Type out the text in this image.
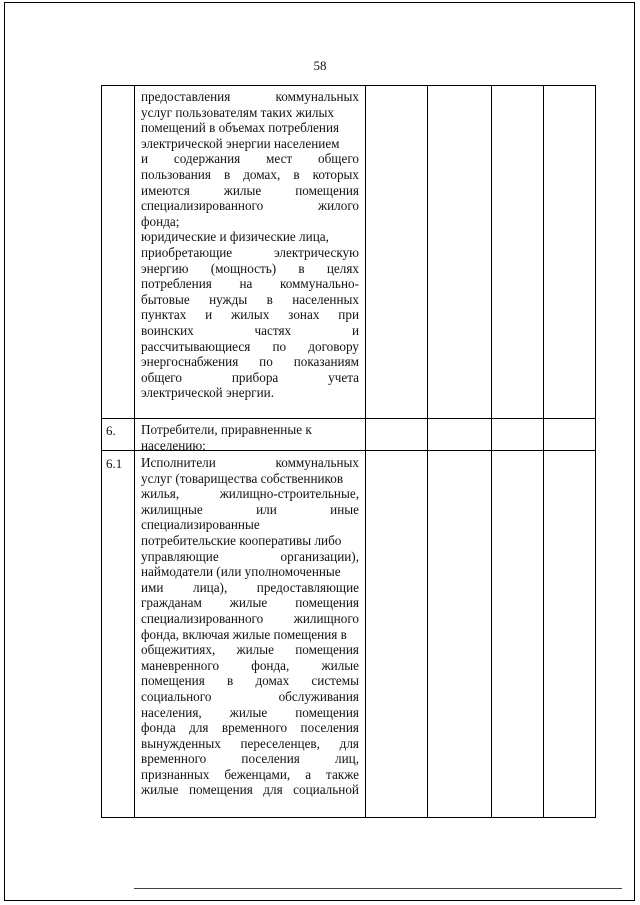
58
предоставления коммунальных
услуг пользователям таких жилых
помещений в объемах потребления
электрической энергии населением
и содержания мест общего
пользования в домах, в которых
имеются жилые помещения
специализированного жилого
фонда;
юридические и физические лица,
приобретающие электрическую
энергию (мощность) в целях
потребления на коммунально-
бытовые нужды в населенных
пунктах и жилых зонах при
воинских частях и
рассчитывающиеся по договору
энергоснабжения по показаниям
общего прибора учета
электрической энергии.
6. Потребители, приравненные к
населению:
6.1 Исполнители коммунальных
услуг (товарищества собственников
жилья, жилищно-строительные,
жилищные или иные
специализированные
потребительские кооперативы либо
управляющие организации),
наймодатели (или уполномоченные
ими лица), предоставляющие
гражданам жилые помещения
специализированного жилищного
фонда, включая жилые помещения в
общежитиях, жилые помещения
маневренного фонда, жилые
помещения в домах системы
социального обслуживания
населения, жилые помещения
фонда для временного поселения
вынужденных переселенцев, для
временного поселения лиц,
признанных беженцами, а также
жилые помещения для социальной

* * * * * * *

■ Exercise requirements
Pull out all lines in the data above that include "коммунальных".

■ Answer to this task
предоставления коммунальных
6.1 Исполнители коммунальных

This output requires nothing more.